>> begin Data excerpts
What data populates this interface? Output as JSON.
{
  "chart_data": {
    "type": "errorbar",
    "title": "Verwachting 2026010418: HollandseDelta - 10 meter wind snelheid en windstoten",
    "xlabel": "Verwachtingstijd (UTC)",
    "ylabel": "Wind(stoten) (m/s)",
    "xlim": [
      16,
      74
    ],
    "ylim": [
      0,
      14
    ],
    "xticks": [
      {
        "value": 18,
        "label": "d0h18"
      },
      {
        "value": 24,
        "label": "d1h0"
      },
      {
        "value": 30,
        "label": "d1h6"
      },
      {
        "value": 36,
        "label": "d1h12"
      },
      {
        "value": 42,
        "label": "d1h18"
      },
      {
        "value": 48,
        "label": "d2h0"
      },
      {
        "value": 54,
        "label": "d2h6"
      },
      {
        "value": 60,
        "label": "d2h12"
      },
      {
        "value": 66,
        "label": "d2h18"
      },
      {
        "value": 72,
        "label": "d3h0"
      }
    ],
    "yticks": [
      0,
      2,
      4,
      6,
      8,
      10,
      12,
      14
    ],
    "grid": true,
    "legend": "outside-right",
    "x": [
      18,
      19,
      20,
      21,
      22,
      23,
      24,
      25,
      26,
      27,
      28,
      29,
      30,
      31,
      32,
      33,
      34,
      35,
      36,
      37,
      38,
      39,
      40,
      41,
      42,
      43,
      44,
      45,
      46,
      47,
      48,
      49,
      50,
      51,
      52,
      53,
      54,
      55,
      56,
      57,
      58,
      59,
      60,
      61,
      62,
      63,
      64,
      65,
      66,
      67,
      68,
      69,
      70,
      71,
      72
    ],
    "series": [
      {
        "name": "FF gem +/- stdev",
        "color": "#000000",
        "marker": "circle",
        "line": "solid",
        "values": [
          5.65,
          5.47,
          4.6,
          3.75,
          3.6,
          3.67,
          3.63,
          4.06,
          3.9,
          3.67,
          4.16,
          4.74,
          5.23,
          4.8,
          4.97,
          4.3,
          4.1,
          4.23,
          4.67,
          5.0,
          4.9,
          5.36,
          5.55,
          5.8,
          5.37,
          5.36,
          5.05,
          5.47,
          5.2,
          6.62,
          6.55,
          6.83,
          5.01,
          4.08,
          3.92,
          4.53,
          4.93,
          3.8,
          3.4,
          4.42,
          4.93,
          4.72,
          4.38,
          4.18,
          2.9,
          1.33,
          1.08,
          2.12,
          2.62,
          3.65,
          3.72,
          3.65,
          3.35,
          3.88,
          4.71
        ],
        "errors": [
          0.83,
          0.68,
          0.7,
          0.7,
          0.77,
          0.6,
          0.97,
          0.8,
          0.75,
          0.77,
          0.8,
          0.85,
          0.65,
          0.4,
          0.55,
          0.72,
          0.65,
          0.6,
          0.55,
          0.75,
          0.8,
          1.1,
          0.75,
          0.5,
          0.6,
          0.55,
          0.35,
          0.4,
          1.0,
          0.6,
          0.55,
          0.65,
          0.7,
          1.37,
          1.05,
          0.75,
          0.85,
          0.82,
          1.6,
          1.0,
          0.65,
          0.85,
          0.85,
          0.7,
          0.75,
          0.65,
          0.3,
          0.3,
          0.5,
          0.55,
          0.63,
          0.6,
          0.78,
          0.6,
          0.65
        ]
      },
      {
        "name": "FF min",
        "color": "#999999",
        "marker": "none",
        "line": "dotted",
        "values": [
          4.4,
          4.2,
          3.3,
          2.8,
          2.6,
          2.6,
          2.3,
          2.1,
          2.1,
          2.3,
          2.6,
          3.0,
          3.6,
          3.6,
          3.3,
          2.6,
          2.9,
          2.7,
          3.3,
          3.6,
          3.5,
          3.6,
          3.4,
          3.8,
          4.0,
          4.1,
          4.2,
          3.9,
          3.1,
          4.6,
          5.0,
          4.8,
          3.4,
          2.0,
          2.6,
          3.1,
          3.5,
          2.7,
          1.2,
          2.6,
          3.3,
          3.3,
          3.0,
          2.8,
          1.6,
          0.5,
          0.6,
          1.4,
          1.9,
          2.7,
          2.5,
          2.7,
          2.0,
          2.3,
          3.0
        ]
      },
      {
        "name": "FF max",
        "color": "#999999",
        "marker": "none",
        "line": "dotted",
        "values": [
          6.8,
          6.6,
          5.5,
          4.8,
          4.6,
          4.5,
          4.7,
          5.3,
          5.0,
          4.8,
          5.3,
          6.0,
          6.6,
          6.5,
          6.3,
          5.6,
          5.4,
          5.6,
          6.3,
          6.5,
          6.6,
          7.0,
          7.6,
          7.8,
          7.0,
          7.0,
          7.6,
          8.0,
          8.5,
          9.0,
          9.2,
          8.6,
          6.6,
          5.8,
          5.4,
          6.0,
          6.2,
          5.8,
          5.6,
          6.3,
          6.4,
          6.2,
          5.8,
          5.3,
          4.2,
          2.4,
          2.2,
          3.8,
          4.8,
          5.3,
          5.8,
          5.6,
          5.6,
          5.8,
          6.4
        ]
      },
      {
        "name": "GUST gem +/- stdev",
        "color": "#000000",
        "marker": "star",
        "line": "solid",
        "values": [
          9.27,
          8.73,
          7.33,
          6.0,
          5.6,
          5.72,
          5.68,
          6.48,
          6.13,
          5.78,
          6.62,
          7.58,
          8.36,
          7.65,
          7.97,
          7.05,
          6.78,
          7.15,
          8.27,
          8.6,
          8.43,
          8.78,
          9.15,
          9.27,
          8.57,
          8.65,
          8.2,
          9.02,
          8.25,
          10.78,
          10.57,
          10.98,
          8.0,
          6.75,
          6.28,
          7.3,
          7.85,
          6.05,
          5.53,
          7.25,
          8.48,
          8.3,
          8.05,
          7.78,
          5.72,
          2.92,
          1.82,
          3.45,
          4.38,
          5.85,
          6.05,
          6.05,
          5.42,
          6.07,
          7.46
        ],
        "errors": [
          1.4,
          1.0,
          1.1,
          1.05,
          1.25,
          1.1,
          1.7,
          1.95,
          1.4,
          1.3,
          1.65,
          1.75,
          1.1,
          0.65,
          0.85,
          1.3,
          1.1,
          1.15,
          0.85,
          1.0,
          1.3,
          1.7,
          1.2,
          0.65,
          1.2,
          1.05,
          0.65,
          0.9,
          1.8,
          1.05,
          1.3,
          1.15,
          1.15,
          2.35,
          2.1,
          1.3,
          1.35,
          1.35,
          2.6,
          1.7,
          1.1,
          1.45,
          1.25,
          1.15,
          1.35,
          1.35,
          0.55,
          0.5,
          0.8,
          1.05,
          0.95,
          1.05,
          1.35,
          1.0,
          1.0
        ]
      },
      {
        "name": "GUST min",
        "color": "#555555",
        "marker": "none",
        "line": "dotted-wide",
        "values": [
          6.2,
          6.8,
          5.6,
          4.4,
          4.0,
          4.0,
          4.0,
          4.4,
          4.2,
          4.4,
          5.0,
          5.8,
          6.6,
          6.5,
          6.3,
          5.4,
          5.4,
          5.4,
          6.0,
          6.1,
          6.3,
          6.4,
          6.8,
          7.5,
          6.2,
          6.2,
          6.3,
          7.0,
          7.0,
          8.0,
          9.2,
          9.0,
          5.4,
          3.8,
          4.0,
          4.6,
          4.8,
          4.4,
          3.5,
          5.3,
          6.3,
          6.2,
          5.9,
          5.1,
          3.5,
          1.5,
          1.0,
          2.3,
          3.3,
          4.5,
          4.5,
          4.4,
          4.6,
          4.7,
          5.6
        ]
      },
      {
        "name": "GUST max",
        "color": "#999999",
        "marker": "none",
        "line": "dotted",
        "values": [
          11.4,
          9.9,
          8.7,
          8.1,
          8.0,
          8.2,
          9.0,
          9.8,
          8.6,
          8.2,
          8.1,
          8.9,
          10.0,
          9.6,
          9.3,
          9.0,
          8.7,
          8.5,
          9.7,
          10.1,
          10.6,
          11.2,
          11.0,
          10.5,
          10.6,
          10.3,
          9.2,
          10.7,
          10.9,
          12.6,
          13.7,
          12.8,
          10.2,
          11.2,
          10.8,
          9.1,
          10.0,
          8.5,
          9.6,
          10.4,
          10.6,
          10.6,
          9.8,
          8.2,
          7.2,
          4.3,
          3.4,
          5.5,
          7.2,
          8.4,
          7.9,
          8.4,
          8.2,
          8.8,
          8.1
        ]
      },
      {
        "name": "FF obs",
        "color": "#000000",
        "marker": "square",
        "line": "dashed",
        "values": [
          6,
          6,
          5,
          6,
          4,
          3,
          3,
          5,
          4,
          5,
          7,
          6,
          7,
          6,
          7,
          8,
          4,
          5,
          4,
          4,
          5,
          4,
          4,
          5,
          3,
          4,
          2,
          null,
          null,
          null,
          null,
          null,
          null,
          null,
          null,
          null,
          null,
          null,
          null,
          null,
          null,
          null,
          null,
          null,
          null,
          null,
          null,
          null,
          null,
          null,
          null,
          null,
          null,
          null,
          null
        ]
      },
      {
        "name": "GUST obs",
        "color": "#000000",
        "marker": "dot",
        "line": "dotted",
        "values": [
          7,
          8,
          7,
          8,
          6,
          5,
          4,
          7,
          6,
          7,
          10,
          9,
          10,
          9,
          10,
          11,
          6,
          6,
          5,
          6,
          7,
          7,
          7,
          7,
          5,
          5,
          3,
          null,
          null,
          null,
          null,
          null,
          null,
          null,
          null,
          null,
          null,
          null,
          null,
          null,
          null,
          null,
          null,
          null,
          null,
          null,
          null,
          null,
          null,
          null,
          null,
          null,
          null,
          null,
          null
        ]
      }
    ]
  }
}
>> end Data excerpts
- Stated task
How many lines in the listing contain "GUST"? Answer with the number alone.

- Reply to the exercise
4